#### [YOUR INSTRUCTIONS]
Tally up how many lines in the listing below contain the string "supply", and give only the total.

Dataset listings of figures
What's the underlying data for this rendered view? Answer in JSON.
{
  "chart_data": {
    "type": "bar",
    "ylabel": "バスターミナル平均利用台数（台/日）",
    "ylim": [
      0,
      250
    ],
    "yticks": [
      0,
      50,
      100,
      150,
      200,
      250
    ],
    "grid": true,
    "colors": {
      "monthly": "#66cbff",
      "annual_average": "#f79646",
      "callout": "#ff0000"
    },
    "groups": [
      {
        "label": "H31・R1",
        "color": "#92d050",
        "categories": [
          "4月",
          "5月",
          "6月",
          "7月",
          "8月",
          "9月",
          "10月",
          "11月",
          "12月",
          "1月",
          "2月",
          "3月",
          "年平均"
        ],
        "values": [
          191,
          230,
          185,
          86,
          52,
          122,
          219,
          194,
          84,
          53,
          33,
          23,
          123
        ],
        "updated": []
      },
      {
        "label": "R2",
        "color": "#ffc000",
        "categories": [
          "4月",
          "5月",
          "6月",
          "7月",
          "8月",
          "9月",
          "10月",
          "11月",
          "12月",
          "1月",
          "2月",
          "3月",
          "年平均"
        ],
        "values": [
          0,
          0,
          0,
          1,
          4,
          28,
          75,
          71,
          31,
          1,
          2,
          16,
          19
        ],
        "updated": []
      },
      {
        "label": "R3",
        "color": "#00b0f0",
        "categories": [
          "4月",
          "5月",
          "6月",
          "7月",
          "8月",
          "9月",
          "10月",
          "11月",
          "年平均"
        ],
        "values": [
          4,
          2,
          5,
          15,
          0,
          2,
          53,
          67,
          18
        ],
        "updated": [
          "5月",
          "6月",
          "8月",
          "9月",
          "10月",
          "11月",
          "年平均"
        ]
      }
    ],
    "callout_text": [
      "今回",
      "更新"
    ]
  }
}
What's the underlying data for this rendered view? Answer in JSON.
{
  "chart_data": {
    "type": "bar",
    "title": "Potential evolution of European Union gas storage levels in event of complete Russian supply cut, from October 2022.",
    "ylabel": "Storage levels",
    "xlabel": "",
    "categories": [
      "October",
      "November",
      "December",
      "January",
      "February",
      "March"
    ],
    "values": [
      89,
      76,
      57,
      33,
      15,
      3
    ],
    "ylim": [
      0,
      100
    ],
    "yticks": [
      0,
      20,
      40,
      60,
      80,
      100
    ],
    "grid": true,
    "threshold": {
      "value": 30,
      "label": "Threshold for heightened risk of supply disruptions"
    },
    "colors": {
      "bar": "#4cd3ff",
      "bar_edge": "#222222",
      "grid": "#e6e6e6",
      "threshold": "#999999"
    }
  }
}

#### [RESPONSE TO THE TASK]
2